TASK TO CARRY OUT
Go through the listing beneath this task and return every line that carries the string "value".

RECORDS PROVIDED
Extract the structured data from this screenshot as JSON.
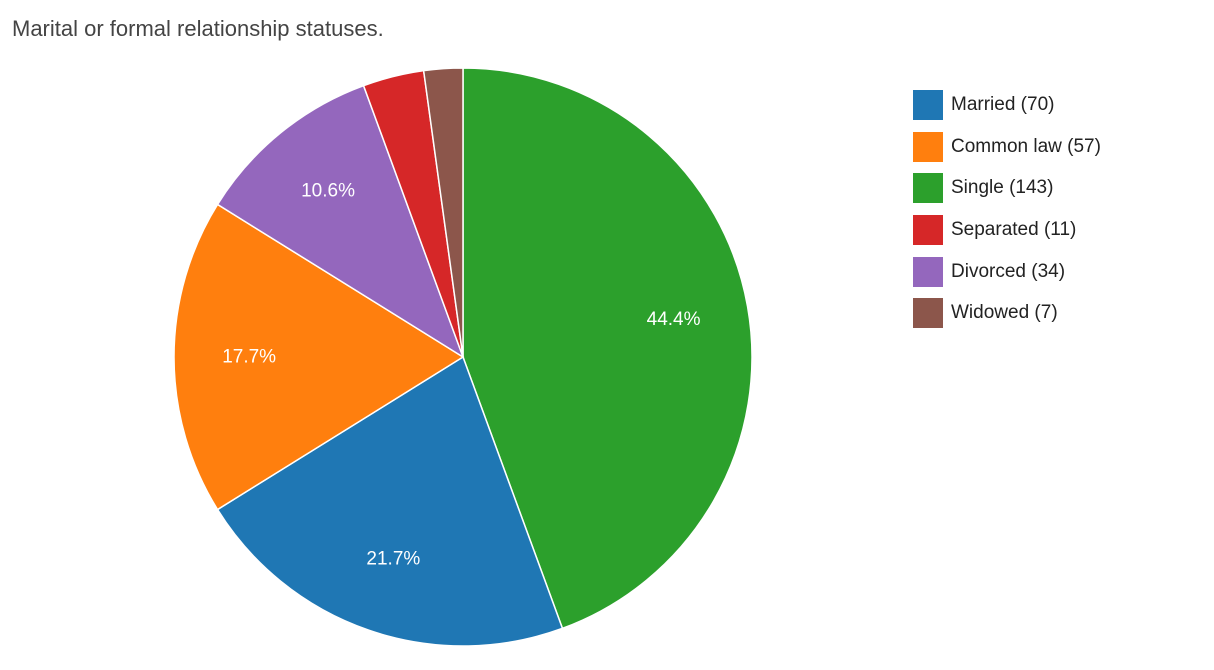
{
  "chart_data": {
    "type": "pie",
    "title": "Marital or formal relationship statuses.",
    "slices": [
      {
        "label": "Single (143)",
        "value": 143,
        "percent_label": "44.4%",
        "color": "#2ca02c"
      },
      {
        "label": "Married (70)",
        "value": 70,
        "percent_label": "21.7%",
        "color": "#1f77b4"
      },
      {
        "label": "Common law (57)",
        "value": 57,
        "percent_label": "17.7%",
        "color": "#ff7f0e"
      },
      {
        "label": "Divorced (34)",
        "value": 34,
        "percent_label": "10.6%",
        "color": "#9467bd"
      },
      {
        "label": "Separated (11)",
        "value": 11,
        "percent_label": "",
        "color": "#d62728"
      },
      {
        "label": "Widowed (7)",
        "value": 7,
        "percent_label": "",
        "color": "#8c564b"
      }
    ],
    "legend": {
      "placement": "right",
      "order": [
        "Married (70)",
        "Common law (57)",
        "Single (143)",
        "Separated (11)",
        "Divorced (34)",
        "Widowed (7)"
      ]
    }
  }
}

THE RESPONSE
        "value": 143,
        "value": 70,
        "value": 57,
        "value": 34,
        "value": 11,
        "value": 7,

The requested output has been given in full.